• [Exercise instructions]: Check each line of the listing for the string "Session", then state how many lines have it. Only the number is wanted.
* begin Dataset excerpts *
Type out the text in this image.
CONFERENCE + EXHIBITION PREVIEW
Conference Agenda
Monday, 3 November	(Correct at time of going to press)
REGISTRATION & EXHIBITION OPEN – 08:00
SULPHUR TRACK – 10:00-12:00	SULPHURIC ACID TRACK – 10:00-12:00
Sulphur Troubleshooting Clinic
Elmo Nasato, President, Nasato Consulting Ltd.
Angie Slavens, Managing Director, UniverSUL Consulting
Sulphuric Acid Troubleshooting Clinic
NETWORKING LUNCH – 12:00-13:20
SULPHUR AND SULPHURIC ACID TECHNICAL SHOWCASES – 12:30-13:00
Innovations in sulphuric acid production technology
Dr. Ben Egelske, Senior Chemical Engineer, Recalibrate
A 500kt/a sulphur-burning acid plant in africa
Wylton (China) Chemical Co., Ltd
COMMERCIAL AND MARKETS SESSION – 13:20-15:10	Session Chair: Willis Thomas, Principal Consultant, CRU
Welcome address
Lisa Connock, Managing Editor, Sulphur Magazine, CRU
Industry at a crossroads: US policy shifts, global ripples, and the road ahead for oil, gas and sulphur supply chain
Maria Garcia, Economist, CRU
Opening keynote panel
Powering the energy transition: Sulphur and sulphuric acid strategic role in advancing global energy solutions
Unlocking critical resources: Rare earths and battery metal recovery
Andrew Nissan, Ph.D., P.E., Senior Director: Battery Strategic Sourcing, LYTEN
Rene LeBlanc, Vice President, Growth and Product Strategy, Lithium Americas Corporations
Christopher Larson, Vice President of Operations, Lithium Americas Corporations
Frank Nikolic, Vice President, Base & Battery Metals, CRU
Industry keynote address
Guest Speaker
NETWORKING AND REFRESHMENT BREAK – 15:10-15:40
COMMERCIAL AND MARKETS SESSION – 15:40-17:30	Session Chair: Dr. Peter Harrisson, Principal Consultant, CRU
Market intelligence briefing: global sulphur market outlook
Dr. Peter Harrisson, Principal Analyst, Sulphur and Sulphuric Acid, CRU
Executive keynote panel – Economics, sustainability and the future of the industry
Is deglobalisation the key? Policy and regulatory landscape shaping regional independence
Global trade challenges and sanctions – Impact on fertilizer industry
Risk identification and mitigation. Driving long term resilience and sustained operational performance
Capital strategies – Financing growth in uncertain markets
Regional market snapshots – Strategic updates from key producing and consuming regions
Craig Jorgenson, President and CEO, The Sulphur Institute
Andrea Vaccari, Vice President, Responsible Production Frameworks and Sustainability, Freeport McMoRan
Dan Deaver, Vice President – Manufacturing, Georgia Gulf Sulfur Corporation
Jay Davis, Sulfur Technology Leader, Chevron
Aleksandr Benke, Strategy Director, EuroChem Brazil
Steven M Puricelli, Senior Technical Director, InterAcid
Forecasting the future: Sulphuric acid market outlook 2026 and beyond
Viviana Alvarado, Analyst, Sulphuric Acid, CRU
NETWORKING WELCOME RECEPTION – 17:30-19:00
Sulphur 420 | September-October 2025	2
* end Dataset excerpts *
• [Response to the task]: 2